Challenge
Copy the records below exactly, omitting any pictures they contain.

Provided records
+ + + + +

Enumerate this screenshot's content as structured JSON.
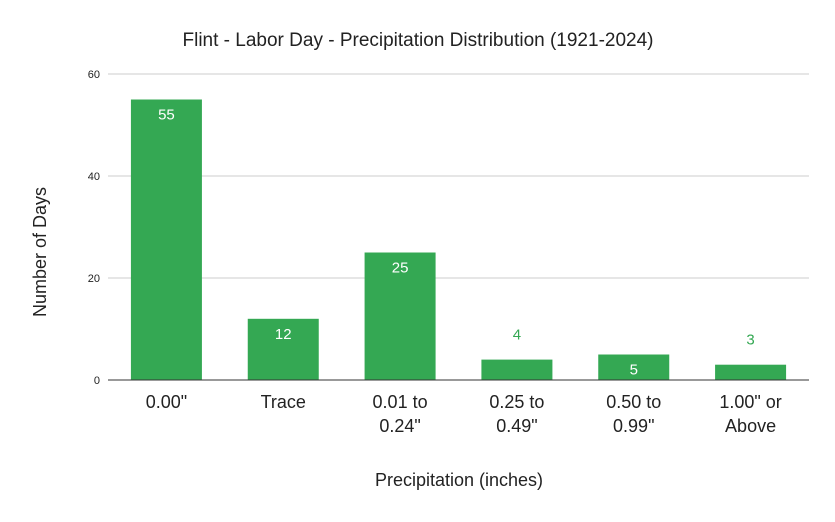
{
  "chart_data": {
    "type": "bar",
    "title": "Flint - Labor Day - Precipitation Distribution (1921-2024)",
    "xlabel": "Precipitation (inches)",
    "ylabel": "Number of Days",
    "categories": [
      [
        "0.00\""
      ],
      [
        "Trace"
      ],
      [
        "0.01 to",
        "0.24\""
      ],
      [
        "0.25 to",
        "0.49\""
      ],
      [
        "0.50 to",
        "0.99\""
      ],
      [
        "1.00\" or",
        "Above"
      ]
    ],
    "values": [
      55,
      12,
      25,
      4,
      5,
      3
    ],
    "value_labels": [
      "55",
      "12",
      "25",
      "4",
      "5",
      "3"
    ],
    "yticks": [
      0,
      20,
      40,
      60
    ],
    "ytick_labels": [
      "0",
      "20",
      "40",
      "60"
    ],
    "ylim": [
      0,
      60
    ],
    "grid": true,
    "legend": "none",
    "colors": {
      "bar": "#34a853",
      "label_inside": "#ffffff",
      "label_outside": "#34a853",
      "grid": "#cccccc",
      "axis": "#333333",
      "text": "#222222"
    }
  }
}
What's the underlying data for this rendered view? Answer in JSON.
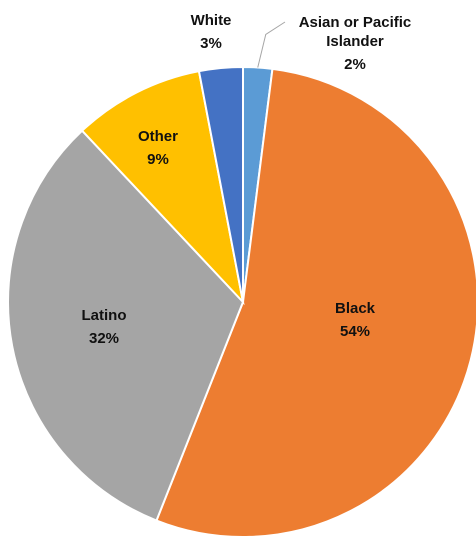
{
  "chart_data": {
    "type": "pie",
    "title": "",
    "start_angle_deg": 0,
    "direction": "clockwise",
    "slices": [
      {
        "label": "Asian or Pacific Islander",
        "value": 2,
        "value_label": "2%",
        "color": "#5B9BD5"
      },
      {
        "label": "Black",
        "value": 54,
        "value_label": "54%",
        "color": "#ED7D31"
      },
      {
        "label": "Latino",
        "value": 32,
        "value_label": "32%",
        "color": "#A5A5A5"
      },
      {
        "label": "Other",
        "value": 9,
        "value_label": "9%",
        "color": "#FFC000"
      },
      {
        "label": "White",
        "value": 3,
        "value_label": "3%",
        "color": "#4472C4"
      }
    ],
    "legend": "none"
  }
}
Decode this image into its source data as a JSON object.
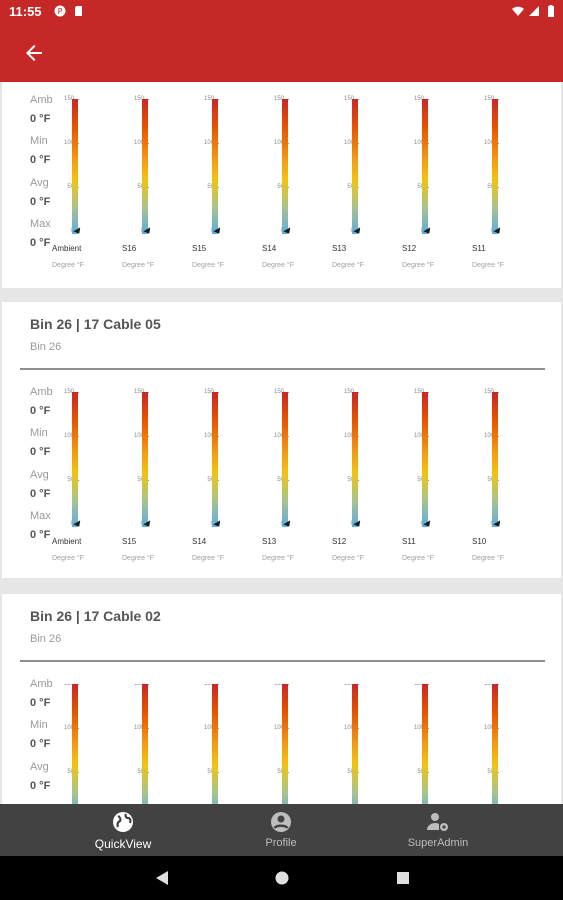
{
  "status_bar": {
    "time": "11:55"
  },
  "stat_labels": {
    "amb": "Amb",
    "min": "Min",
    "avg": "Avg",
    "max": "Max"
  },
  "top_panel": {
    "stats": {
      "amb": "0 °F",
      "min": "0 °F",
      "avg": "0 °F",
      "max": "0 °F"
    },
    "sensors": [
      "Ambient",
      "S16",
      "S15",
      "S14",
      "S13",
      "S12",
      "S11"
    ]
  },
  "cards": [
    {
      "title": "Bin 26 | 17 Cable 05",
      "subtitle": "Bin 26",
      "stats": {
        "amb": "0 °F",
        "min": "0 °F",
        "avg": "0 °F",
        "max": "0 °F"
      },
      "sensors": [
        "Ambient",
        "S15",
        "S14",
        "S13",
        "S12",
        "S11",
        "S10"
      ]
    },
    {
      "title": "Bin 26 | 17 Cable 02",
      "subtitle": "Bin 26",
      "stats": {
        "amb": "0 °F",
        "min": "0 °F",
        "avg": "0 °F"
      },
      "sensors": []
    }
  ],
  "gauge_scale": {
    "ticks": [
      "150",
      "100",
      "50",
      "0"
    ],
    "unit": "Degree °F",
    "value": 0
  },
  "bottom_nav": {
    "quickview": "QuickView",
    "profile": "Profile",
    "superadmin": "SuperAdmin"
  },
  "colors": {
    "primary": "#c62828",
    "nav_bg": "#424242"
  }
}
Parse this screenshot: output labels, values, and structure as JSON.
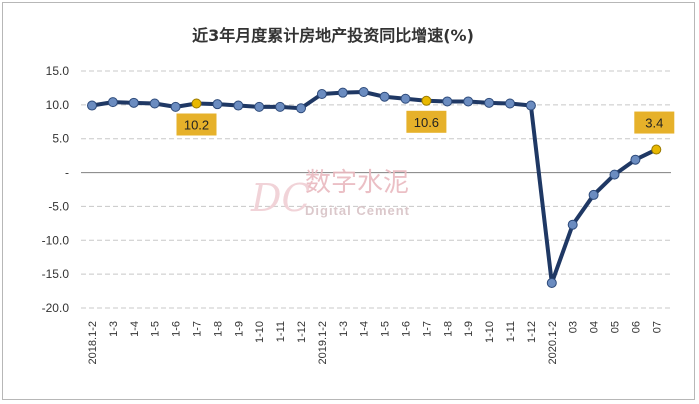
{
  "chart_data": {
    "type": "line",
    "title": "近3年月度累计房地产投资同比增速(%)",
    "categories": [
      "2018.1-2",
      "1-3",
      "1-4",
      "1-5",
      "1-6",
      "1-7",
      "1-8",
      "1-9",
      "1-10",
      "1-11",
      "1-12",
      "2019.1-2",
      "1-3",
      "1-4",
      "1-5",
      "1-6",
      "1-7",
      "1-8",
      "1-9",
      "1-10",
      "1-11",
      "1-12",
      "2020.1-2",
      "03",
      "04",
      "05",
      "06",
      "07"
    ],
    "values": [
      9.9,
      10.4,
      10.3,
      10.2,
      9.7,
      10.2,
      10.1,
      9.9,
      9.7,
      9.7,
      9.5,
      11.6,
      11.8,
      11.9,
      11.2,
      10.9,
      10.6,
      10.5,
      10.5,
      10.3,
      10.2,
      9.9,
      -16.3,
      -7.7,
      -3.3,
      -0.3,
      1.9,
      3.4
    ],
    "ylim": [
      -20,
      15
    ],
    "yticks": [
      {
        "value": 15,
        "label": "15.0"
      },
      {
        "value": 10,
        "label": "10.0"
      },
      {
        "value": 5,
        "label": "5.0"
      },
      {
        "value": 0,
        "label": "-"
      },
      {
        "value": -5,
        "label": "-5.0"
      },
      {
        "value": -10,
        "label": "-10.0"
      },
      {
        "value": -15,
        "label": "-15.0"
      },
      {
        "value": -20,
        "label": "-20.0"
      }
    ],
    "grid": true,
    "highlights": [
      {
        "index": 5,
        "label": "10.2"
      },
      {
        "index": 16,
        "label": "10.6"
      },
      {
        "index": 27,
        "label": "3.4"
      }
    ],
    "colors": {
      "line": "#1f3864",
      "marker": "#6b8cc0",
      "highlight_marker": "#e8b800",
      "callout_fill": "#e6b12a",
      "grid": "#c8c8c8",
      "zero_line": "#808080"
    }
  },
  "watermark": {
    "logo": "DC",
    "chinese": "数字水泥",
    "english": "Digital Cement"
  }
}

+ + + + +

Answer to the task
Enumerate this screenshot's content as structured JSON.
{
  "chart_data": {
    "type": "bar",
    "title": "Flint - Labor Day - Precipitation Distribution (1921-2024)",
    "xlabel": "Precipitation (inches)",
    "ylabel": "Number of Days",
    "categories": [
      [
        "0.00\""
      ],
      [
        "Trace"
      ],
      [
        "0.01 to",
        "0.24\""
      ],
      [
        "0.25 to",
        "0.49\""
      ],
      [
        "0.50 to",
        "0.99\""
      ],
      [
        "1.00\" or",
        "Above"
      ]
    ],
    "values": [
      55,
      12,
      25,
      4,
      5,
      3
    ],
    "value_labels": [
      "55",
      "12",
      "25",
      "4",
      "5",
      "3"
    ],
    "yticks": [
      0,
      20,
      40,
      60
    ],
    "ytick_labels": [
      "0",
      "20",
      "40",
      "60"
    ],
    "ylim": [
      0,
      60
    ],
    "grid": true,
    "legend": "none",
    "colors": {
      "bar": "#34a853",
      "label_inside": "#ffffff",
      "label_outside": "#34a853",
      "grid": "#cccccc",
      "axis": "#333333",
      "text": "#222222"
    }
  }
}
What's the underlying data for this rendered view? Answer in JSON.
{
  "chart_data": {
    "type": "pie",
    "title": "",
    "start_angle_deg": 0,
    "direction": "clockwise",
    "slices": [
      {
        "label": "Asian or Pacific Islander",
        "value": 2,
        "value_label": "2%",
        "color": "#5B9BD5"
      },
      {
        "label": "Black",
        "value": 54,
        "value_label": "54%",
        "color": "#ED7D31"
      },
      {
        "label": "Latino",
        "value": 32,
        "value_label": "32%",
        "color": "#A5A5A5"
      },
      {
        "label": "Other",
        "value": 9,
        "value_label": "9%",
        "color": "#FFC000"
      },
      {
        "label": "White",
        "value": 3,
        "value_label": "3%",
        "color": "#4472C4"
      }
    ],
    "legend": "none"
  }
}
Decode this image into its source data as a JSON object.
{
  "status_bar": {
    "time": "11:55"
  },
  "stat_labels": {
    "amb": "Amb",
    "min": "Min",
    "avg": "Avg",
    "max": "Max"
  },
  "top_panel": {
    "stats": {
      "amb": "0 °F",
      "min": "0 °F",
      "avg": "0 °F",
      "max": "0 °F"
    },
    "sensors": [
      "Ambient",
      "S16",
      "S15",
      "S14",
      "S13",
      "S12",
      "S11"
    ]
  },
  "cards": [
    {
      "title": "Bin 26 | 17 Cable 05",
      "subtitle": "Bin 26",
      "stats": {
        "amb": "0 °F",
        "min": "0 °F",
        "avg": "0 °F",
        "max": "0 °F"
      },
      "sensors": [
        "Ambient",
        "S15",
        "S14",
        "S13",
        "S12",
        "S11",
        "S10"
      ]
    },
    {
      "title": "Bin 26 | 17 Cable 02",
      "subtitle": "Bin 26",
      "stats": {
        "amb": "0 °F",
        "min": "0 °F",
        "avg": "0 °F"
      },
      "sensors": []
    }
  ],
  "gauge_scale": {
    "ticks": [
      "150",
      "100",
      "50",
      "0"
    ],
    "unit": "Degree °F",
    "value": 0
  },
  "bottom_nav": {
    "quickview": "QuickView",
    "profile": "Profile",
    "superadmin": "SuperAdmin"
  },
  "colors": {
    "primary": "#c62828",
    "nav_bg": "#424242"
  }
}
Parse this screenshot: output labels, values, and structure as JSON.
{
  "chart_data": {
    "type": "line",
    "title": "近3年月度累计房地产投资同比增速(%)",
    "categories": [
      "2018.1-2",
      "1-3",
      "1-4",
      "1-5",
      "1-6",
      "1-7",
      "1-8",
      "1-9",
      "1-10",
      "1-11",
      "1-12",
      "2019.1-2",
      "1-3",
      "1-4",
      "1-5",
      "1-6",
      "1-7",
      "1-8",
      "1-9",
      "1-10",
      "1-11",
      "1-12",
      "2020.1-2",
      "03",
      "04",
      "05",
      "06",
      "07"
    ],
    "values": [
      9.9,
      10.4,
      10.3,
      10.2,
      9.7,
      10.2,
      10.1,
      9.9,
      9.7,
      9.7,
      9.5,
      11.6,
      11.8,
      11.9,
      11.2,
      10.9,
      10.6,
      10.5,
      10.5,
      10.3,
      10.2,
      9.9,
      -16.3,
      -7.7,
      -3.3,
      -0.3,
      1.9,
      3.4
    ],
    "ylim": [
      -20,
      15
    ],
    "yticks": [
      {
        "value": 15,
        "label": "15.0"
      },
      {
        "value": 10,
        "label": "10.0"
      },
      {
        "value": 5,
        "label": "5.0"
      },
      {
        "value": 0,
        "label": "-"
      },
      {
        "value": -5,
        "label": "-5.0"
      },
      {
        "value": -10,
        "label": "-10.0"
      },
      {
        "value": -15,
        "label": "-15.0"
      },
      {
        "value": -20,
        "label": "-20.0"
      }
    ],
    "grid": true,
    "highlights": [
      {
        "index": 5,
        "label": "10.2"
      },
      {
        "index": 16,
        "label": "10.6"
      },
      {
        "index": 27,
        "label": "3.4"
      }
    ],
    "colors": {
      "line": "#1f3864",
      "marker": "#6b8cc0",
      "highlight_marker": "#e8b800",
      "callout_fill": "#e6b12a",
      "grid": "#c8c8c8",
      "zero_line": "#808080"
    }
  },
  "watermark": {
    "logo": "DC",
    "chinese": "数字水泥",
    "english": "Digital Cement"
  }
}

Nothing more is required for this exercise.